§ **Data tied to figure images**
________________________
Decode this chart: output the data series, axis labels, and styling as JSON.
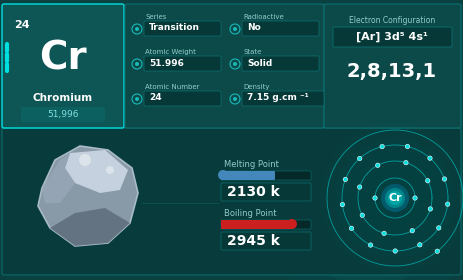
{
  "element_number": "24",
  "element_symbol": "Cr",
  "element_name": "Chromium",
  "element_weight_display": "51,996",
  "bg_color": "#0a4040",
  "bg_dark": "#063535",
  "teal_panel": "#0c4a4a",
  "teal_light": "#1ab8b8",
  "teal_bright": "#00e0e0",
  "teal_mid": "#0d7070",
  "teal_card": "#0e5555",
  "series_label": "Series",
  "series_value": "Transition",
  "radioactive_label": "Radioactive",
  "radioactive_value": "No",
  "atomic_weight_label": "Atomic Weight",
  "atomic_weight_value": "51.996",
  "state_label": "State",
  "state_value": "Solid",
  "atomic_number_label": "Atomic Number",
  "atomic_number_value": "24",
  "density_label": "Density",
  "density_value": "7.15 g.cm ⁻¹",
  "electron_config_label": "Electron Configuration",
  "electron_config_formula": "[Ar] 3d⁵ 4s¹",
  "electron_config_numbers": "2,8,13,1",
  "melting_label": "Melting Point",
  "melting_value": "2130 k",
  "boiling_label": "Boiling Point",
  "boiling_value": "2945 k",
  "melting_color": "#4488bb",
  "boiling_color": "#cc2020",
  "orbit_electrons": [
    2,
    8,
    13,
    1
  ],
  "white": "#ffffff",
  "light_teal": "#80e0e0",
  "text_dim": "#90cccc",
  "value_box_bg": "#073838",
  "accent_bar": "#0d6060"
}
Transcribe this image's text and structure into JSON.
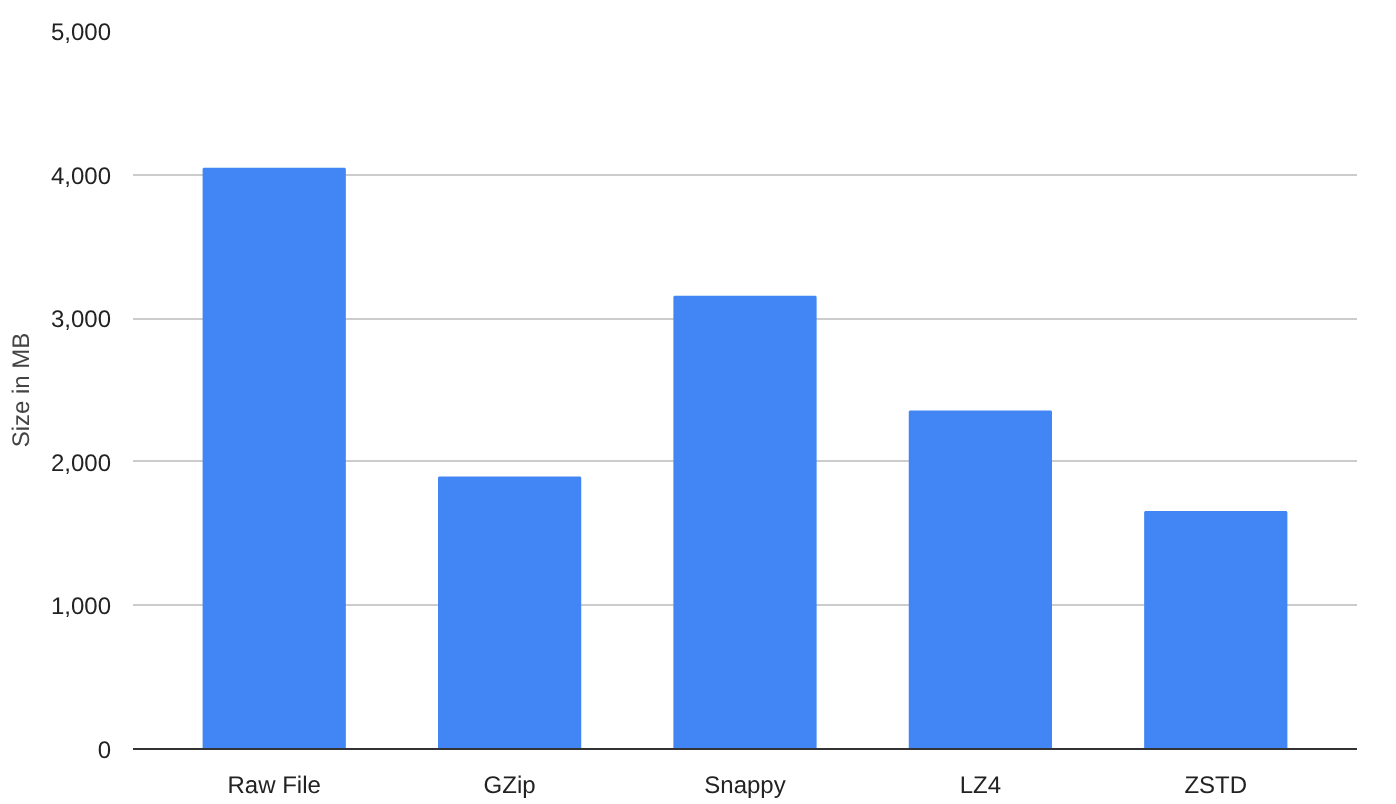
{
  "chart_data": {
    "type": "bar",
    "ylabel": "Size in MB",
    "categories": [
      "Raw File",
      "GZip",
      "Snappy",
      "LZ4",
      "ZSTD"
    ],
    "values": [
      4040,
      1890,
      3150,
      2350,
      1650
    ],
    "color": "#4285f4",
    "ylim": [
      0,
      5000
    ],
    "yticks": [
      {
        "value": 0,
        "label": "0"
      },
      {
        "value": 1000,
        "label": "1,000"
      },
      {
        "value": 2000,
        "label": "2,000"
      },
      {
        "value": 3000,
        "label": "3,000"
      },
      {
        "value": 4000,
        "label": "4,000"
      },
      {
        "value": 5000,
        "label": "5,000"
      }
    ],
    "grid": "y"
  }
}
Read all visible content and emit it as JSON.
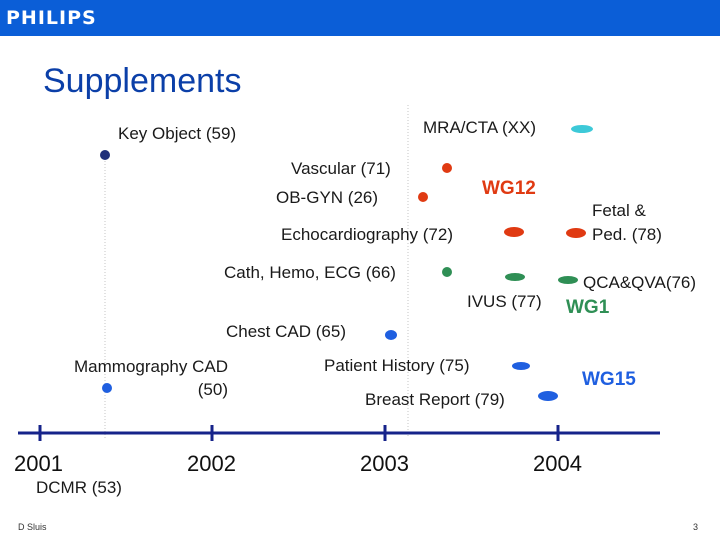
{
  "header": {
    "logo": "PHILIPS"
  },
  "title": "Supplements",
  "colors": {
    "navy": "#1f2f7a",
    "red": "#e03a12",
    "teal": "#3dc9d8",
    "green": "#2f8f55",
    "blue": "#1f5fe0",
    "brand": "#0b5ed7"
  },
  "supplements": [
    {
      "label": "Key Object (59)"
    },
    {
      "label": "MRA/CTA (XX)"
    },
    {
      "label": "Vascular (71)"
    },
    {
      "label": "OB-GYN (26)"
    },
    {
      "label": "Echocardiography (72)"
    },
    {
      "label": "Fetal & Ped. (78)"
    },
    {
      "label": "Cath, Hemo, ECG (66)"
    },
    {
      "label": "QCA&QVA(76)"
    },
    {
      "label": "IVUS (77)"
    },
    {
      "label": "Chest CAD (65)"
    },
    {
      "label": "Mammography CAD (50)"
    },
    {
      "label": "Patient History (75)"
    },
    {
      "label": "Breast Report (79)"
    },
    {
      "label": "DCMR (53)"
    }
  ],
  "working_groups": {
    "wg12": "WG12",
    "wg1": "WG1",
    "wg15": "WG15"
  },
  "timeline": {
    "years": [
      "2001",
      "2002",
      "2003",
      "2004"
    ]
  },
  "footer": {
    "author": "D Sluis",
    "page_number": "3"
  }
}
________________________
§ **Given instruction**
A faithful copy of the records above is needed, with the pictures left out.

§ **Exercise result**
Decode this chart: output the data series, axis labels, and styling as JSON.
{
  "element_number": "24",
  "element_symbol": "Cr",
  "element_name": "Chromium",
  "element_weight_display": "51,996",
  "bg_color": "#0a4040",
  "bg_dark": "#063535",
  "teal_panel": "#0c4a4a",
  "teal_light": "#1ab8b8",
  "teal_bright": "#00e0e0",
  "teal_mid": "#0d7070",
  "teal_card": "#0e5555",
  "series_label": "Series",
  "series_value": "Transition",
  "radioactive_label": "Radioactive",
  "radioactive_value": "No",
  "atomic_weight_label": "Atomic Weight",
  "atomic_weight_value": "51.996",
  "state_label": "State",
  "state_value": "Solid",
  "atomic_number_label": "Atomic Number",
  "atomic_number_value": "24",
  "density_label": "Density",
  "density_value": "7.15 g.cm ⁻¹",
  "electron_config_label": "Electron Configuration",
  "electron_config_formula": "[Ar] 3d⁵ 4s¹",
  "electron_config_numbers": "2,8,13,1",
  "melting_label": "Melting Point",
  "melting_value": "2130 k",
  "boiling_label": "Boiling Point",
  "boiling_value": "2945 k",
  "melting_color": "#4488bb",
  "boiling_color": "#cc2020",
  "orbit_electrons": [
    2,
    8,
    13,
    1
  ],
  "white": "#ffffff",
  "light_teal": "#80e0e0",
  "text_dim": "#90cccc",
  "value_box_bg": "#073838",
  "accent_bar": "#0d6060"
}
Transcribe this image's text and structure into JSON.
{
  "chart_data": {
    "type": "bar",
    "ylabel": "Size in MB",
    "categories": [
      "Raw File",
      "GZip",
      "Snappy",
      "LZ4",
      "ZSTD"
    ],
    "values": [
      4040,
      1890,
      3150,
      2350,
      1650
    ],
    "color": "#4285f4",
    "ylim": [
      0,
      5000
    ],
    "yticks": [
      {
        "value": 0,
        "label": "0"
      },
      {
        "value": 1000,
        "label": "1,000"
      },
      {
        "value": 2000,
        "label": "2,000"
      },
      {
        "value": 3000,
        "label": "3,000"
      },
      {
        "value": 4000,
        "label": "4,000"
      },
      {
        "value": 5000,
        "label": "5,000"
      }
    ],
    "grid": "y"
  }
}
Read all visible content and emit it as JSON.
{
  "header": {
    "logo": "PHILIPS"
  },
  "title": "Supplements",
  "colors": {
    "navy": "#1f2f7a",
    "red": "#e03a12",
    "teal": "#3dc9d8",
    "green": "#2f8f55",
    "blue": "#1f5fe0",
    "brand": "#0b5ed7"
  },
  "supplements": [
    {
      "label": "Key Object (59)"
    },
    {
      "label": "MRA/CTA (XX)"
    },
    {
      "label": "Vascular (71)"
    },
    {
      "label": "OB-GYN (26)"
    },
    {
      "label": "Echocardiography (72)"
    },
    {
      "label": "Fetal & Ped. (78)"
    },
    {
      "label": "Cath, Hemo, ECG (66)"
    },
    {
      "label": "QCA&QVA(76)"
    },
    {
      "label": "IVUS (77)"
    },
    {
      "label": "Chest CAD (65)"
    },
    {
      "label": "Mammography CAD (50)"
    },
    {
      "label": "Patient History (75)"
    },
    {
      "label": "Breast Report (79)"
    },
    {
      "label": "DCMR (53)"
    }
  ],
  "working_groups": {
    "wg12": "WG12",
    "wg1": "WG1",
    "wg15": "WG15"
  },
  "timeline": {
    "years": [
      "2001",
      "2002",
      "2003",
      "2004"
    ]
  },
  "footer": {
    "author": "D Sluis",
    "page_number": "3"
  }
}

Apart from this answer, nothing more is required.